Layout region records
------

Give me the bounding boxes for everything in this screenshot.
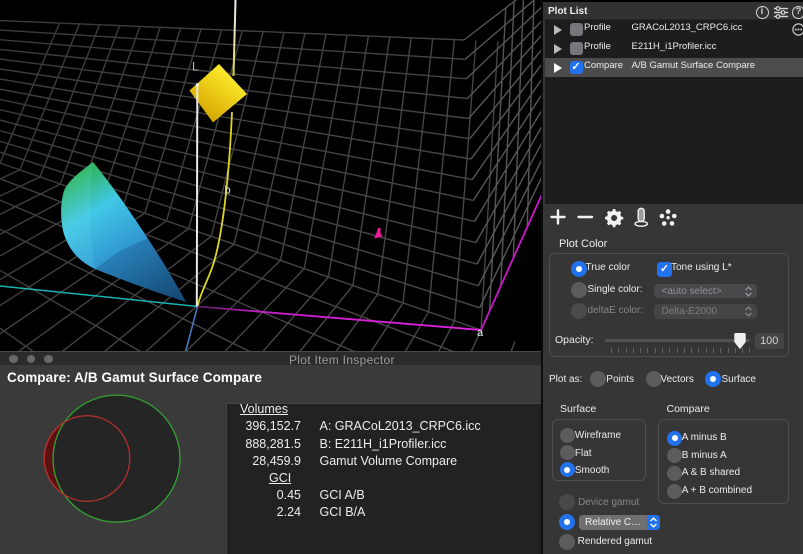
svg-text:L: L [192,60,199,74]
svg-text:a: a [477,327,484,339]
svg-text:b: b [225,185,231,197]
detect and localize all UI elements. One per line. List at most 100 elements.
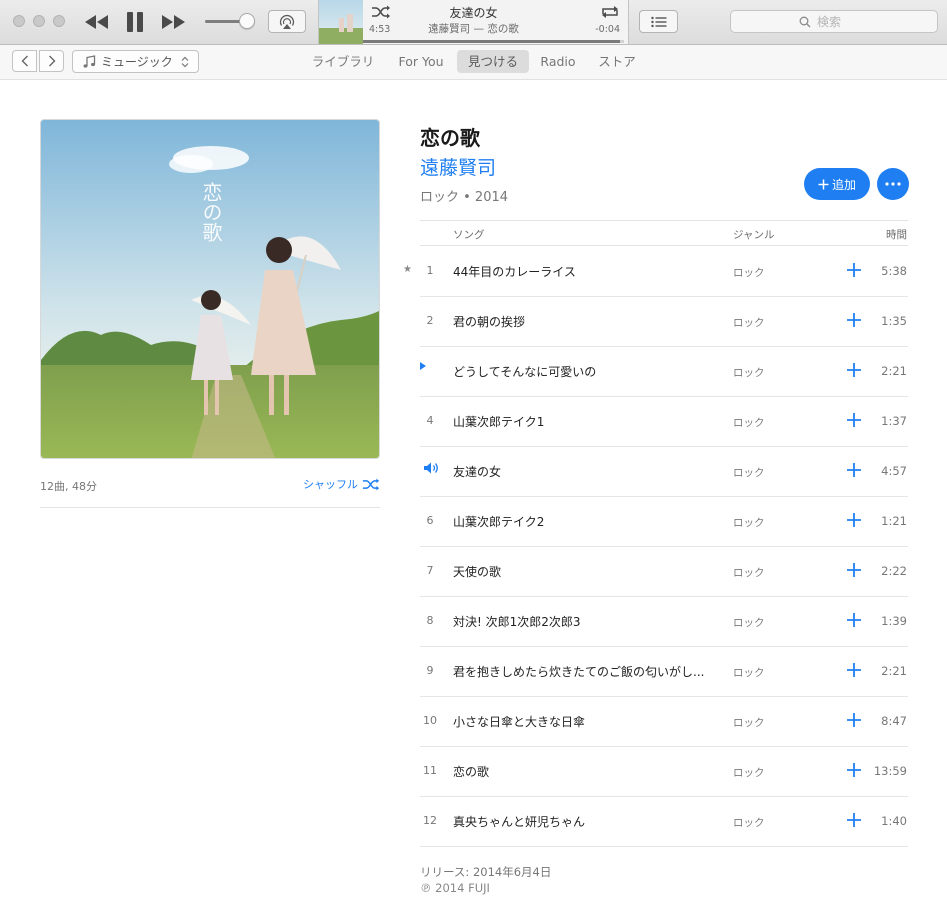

------

# REQUIRED TASK
Rewrite every line of the material above, requests included, shifting each bounding-box coordinate in the answers up by 22 and keeping everything else unchanged. Omit the pictures.

# OUTPUT
Give me the bounding boxes for everything in this screenshot.
svg-text:L: L [214,82,221,96]
svg-text:a: a [499,349,506,361]
svg-text:b: b [247,207,253,219]
detect and localize all UI elements. One per line. List at most 100 elements.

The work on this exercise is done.